**Exercise prompt**
Extract, from the listing that follows, each line containing the word "сервиса".

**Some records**

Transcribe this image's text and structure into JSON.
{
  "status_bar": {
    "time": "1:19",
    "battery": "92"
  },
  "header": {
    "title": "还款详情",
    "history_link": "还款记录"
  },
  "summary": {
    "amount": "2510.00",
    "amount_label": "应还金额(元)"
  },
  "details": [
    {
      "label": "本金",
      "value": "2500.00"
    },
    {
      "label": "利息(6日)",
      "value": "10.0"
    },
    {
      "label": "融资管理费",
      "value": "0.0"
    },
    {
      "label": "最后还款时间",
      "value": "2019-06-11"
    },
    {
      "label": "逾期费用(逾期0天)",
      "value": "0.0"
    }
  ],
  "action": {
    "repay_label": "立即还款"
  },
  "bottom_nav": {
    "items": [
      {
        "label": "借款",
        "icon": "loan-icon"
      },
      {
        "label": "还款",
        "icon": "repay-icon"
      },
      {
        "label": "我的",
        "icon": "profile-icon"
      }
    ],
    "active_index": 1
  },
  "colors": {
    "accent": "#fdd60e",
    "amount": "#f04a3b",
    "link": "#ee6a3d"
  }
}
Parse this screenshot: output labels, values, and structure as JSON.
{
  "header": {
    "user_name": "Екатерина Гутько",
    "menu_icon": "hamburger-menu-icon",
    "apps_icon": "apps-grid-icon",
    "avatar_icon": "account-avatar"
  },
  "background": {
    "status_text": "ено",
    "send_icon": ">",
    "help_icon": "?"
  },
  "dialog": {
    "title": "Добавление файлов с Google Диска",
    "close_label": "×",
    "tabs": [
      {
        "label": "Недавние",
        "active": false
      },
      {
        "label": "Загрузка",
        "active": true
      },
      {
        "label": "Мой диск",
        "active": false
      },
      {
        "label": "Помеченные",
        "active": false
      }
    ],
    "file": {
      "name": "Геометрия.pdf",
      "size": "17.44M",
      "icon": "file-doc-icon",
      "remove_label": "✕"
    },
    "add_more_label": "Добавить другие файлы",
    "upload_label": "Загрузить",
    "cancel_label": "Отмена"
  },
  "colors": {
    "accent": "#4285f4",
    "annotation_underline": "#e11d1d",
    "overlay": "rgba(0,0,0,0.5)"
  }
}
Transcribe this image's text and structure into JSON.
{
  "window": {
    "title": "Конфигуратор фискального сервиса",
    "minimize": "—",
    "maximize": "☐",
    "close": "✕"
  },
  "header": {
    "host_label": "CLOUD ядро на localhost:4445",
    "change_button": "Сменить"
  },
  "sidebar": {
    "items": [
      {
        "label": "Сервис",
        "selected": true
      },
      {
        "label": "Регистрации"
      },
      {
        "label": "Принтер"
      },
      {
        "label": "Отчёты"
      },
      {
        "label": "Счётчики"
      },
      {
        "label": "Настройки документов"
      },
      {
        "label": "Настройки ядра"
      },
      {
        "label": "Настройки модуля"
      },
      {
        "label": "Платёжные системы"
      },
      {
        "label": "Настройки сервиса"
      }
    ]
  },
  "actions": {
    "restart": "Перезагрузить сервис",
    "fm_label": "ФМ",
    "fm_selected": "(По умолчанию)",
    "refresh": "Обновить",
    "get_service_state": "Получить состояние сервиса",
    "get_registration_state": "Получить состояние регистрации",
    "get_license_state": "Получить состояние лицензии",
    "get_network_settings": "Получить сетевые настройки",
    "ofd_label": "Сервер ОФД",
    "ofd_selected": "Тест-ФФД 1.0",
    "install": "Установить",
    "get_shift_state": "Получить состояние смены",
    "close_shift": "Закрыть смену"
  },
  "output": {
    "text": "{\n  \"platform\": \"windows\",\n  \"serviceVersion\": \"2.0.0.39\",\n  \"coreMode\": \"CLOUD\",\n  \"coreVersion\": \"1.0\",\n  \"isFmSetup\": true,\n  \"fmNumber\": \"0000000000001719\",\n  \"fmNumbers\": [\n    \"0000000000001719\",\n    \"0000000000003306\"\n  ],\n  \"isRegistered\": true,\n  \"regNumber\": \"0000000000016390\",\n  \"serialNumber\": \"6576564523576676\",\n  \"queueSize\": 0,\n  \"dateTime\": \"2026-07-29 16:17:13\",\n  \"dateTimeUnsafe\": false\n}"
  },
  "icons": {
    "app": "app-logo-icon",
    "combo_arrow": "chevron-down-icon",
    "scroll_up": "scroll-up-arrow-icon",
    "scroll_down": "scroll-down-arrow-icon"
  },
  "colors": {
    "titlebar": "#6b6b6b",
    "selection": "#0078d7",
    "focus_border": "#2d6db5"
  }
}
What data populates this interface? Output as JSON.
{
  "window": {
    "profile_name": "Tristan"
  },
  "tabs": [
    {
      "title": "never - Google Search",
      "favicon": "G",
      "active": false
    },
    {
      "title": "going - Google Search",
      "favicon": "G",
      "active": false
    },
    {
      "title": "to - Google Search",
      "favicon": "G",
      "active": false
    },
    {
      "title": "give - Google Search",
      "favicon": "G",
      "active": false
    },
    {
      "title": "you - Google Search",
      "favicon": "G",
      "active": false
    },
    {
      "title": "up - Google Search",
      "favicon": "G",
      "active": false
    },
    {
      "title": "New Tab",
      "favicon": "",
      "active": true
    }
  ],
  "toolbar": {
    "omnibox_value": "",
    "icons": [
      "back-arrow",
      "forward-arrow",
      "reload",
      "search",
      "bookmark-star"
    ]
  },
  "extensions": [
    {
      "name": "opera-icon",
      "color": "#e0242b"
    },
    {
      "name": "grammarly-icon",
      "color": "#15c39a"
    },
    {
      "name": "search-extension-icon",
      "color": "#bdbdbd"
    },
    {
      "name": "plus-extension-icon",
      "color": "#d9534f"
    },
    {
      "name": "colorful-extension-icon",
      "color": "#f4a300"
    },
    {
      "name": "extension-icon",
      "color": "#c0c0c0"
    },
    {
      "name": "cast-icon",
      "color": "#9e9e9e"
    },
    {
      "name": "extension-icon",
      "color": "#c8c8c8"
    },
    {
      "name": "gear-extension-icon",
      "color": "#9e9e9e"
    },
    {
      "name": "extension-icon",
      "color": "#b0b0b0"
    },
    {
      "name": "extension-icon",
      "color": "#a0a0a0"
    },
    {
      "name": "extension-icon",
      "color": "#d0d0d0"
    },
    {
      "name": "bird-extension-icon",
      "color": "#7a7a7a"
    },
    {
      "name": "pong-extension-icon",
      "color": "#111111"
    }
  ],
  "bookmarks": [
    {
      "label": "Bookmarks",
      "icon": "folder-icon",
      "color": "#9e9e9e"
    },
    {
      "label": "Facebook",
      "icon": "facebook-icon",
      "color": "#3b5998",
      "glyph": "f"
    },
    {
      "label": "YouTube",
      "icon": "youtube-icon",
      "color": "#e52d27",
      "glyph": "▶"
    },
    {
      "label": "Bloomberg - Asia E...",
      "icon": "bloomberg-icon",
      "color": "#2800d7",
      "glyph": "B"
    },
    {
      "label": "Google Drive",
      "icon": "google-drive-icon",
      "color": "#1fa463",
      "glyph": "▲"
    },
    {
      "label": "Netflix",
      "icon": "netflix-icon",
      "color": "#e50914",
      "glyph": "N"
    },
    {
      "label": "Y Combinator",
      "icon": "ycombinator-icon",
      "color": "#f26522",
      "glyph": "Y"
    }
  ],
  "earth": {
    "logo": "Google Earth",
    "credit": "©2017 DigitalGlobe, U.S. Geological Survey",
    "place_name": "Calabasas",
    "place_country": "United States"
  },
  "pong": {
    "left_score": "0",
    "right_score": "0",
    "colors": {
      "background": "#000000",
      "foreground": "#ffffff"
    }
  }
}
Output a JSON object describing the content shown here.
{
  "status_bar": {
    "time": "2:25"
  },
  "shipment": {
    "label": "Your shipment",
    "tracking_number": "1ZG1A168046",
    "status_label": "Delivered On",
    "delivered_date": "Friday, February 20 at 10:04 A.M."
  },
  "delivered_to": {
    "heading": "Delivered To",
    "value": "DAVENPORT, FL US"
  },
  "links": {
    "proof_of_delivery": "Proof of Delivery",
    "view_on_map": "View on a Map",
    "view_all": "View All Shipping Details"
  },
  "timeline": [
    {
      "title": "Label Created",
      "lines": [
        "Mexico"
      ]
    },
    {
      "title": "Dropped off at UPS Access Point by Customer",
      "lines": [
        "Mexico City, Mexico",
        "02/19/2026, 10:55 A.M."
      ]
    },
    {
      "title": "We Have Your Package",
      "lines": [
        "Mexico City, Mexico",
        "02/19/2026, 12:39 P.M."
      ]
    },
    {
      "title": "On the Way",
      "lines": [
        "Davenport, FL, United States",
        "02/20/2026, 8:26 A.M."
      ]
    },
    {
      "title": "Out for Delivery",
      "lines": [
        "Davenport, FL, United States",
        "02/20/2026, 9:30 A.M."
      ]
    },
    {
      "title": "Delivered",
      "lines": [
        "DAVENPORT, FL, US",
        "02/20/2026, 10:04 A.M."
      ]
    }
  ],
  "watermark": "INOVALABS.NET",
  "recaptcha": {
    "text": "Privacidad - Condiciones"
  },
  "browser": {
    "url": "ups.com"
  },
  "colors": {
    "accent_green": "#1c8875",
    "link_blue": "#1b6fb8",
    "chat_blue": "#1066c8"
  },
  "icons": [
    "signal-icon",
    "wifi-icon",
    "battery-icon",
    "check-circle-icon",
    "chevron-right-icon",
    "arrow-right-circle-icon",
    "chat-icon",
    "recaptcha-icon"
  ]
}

**Result for this exercise**
    "title": "Конфигуратор фискального сервиса",
        "label": "Настройки сервиса"
    "get_service_state": "Получить состояние сервиса",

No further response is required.